Given exercise: Give the number of lines that include the word "Frequency", nothing more.

---------- Input material

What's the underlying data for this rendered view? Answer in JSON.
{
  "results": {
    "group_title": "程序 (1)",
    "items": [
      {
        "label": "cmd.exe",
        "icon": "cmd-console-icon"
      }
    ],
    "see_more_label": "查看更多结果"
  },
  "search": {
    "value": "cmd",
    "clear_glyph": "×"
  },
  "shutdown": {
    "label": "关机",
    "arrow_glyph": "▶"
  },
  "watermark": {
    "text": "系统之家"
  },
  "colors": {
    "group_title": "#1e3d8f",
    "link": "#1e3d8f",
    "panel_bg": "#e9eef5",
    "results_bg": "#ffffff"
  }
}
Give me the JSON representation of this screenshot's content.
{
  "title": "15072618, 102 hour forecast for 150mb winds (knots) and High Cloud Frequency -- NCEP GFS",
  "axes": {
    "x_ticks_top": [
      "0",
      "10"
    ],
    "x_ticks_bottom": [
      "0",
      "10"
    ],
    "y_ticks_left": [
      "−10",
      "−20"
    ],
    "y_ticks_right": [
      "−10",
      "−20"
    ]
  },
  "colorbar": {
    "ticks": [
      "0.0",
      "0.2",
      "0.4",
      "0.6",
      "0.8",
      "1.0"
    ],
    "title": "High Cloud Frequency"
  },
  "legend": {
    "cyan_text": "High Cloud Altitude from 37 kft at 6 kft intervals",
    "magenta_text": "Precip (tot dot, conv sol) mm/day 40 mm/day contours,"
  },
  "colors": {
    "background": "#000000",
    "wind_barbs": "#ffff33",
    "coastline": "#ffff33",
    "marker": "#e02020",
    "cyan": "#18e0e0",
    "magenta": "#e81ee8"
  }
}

--------------------

Final result: 2